• ENTRIES:
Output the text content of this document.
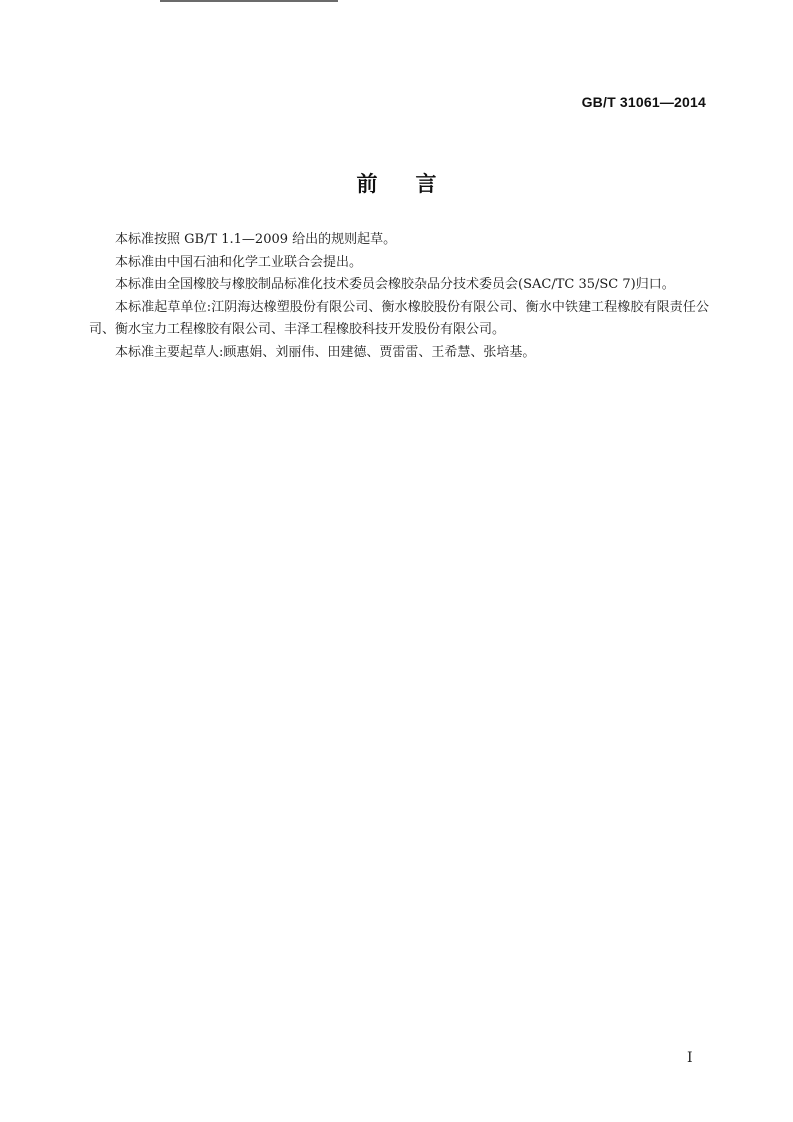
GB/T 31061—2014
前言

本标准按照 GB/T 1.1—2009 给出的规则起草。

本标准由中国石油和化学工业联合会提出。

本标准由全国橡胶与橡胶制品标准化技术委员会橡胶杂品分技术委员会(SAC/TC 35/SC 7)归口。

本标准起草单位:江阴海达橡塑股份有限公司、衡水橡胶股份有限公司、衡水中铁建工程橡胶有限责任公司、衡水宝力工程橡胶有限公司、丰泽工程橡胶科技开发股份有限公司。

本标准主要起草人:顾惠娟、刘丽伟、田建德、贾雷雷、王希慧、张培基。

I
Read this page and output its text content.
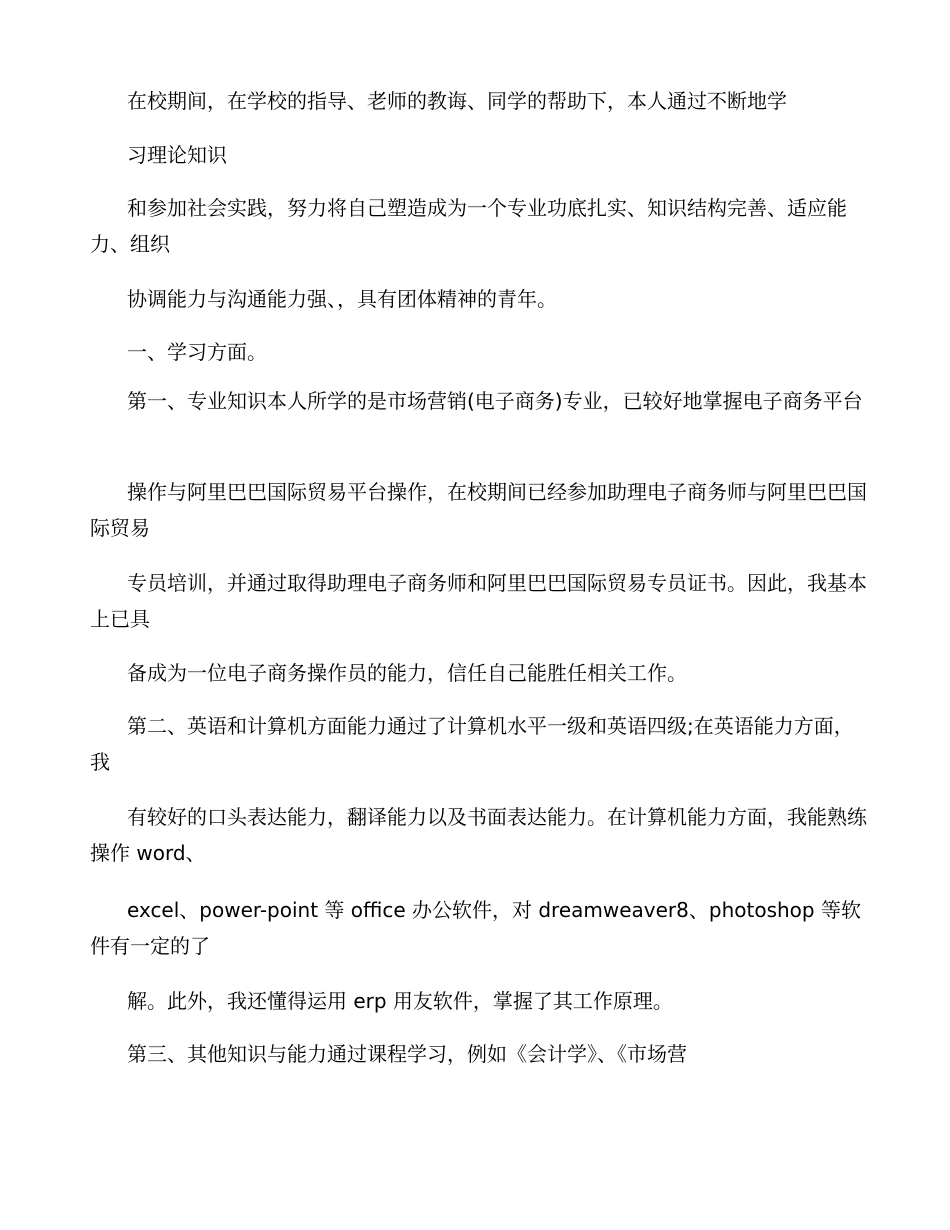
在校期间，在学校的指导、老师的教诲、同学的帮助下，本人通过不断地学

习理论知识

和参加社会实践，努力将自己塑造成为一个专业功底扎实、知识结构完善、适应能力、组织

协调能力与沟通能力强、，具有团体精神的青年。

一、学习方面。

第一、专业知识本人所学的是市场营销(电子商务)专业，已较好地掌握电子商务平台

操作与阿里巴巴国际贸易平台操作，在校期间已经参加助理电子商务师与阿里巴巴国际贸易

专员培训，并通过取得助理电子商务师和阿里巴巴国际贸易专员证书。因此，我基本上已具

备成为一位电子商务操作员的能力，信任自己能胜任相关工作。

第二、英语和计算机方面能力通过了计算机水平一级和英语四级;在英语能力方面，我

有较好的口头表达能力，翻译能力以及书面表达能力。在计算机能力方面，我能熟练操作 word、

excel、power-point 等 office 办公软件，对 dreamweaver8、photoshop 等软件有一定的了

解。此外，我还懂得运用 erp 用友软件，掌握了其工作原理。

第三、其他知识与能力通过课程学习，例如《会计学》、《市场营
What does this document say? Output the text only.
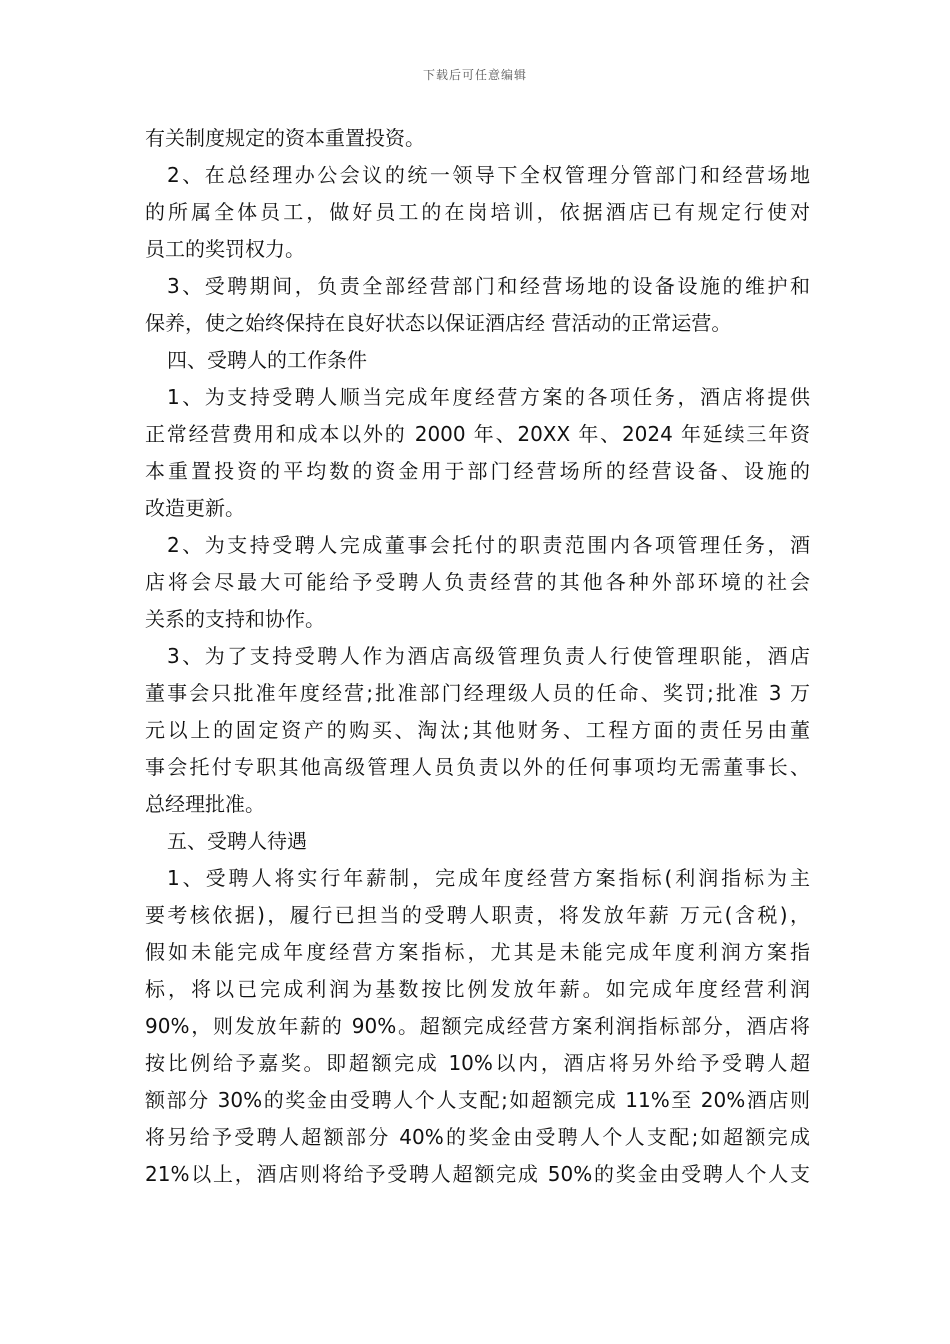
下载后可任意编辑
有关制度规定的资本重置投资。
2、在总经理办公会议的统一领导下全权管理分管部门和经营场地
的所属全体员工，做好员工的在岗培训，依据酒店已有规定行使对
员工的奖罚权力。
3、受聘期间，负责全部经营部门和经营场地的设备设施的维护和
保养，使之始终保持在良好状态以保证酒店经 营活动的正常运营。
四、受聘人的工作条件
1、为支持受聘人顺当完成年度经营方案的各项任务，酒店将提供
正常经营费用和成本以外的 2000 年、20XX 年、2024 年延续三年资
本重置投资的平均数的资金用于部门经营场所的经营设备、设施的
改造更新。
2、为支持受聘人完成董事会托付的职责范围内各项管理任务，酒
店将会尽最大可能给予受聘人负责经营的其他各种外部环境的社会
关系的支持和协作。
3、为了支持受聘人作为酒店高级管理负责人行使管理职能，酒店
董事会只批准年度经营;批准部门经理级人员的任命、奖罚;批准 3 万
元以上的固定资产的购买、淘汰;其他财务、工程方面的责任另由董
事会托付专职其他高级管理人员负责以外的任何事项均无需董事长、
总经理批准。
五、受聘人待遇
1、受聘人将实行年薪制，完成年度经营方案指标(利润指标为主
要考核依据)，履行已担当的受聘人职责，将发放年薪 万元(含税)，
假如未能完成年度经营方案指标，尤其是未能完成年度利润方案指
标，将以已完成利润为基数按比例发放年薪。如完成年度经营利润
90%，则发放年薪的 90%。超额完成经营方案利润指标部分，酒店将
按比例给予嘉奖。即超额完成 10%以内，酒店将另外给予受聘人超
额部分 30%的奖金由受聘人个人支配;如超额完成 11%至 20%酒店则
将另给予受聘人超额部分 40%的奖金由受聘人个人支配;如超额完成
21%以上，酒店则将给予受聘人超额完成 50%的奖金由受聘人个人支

• WHAT IS BEING ASKED: Look through the data and gather every line with the string "this" in it.

• SOLUTION TO THE EXERCISE:
Output the text content of this document.
Read this page and output its text content.
What does this document say? Output the text only.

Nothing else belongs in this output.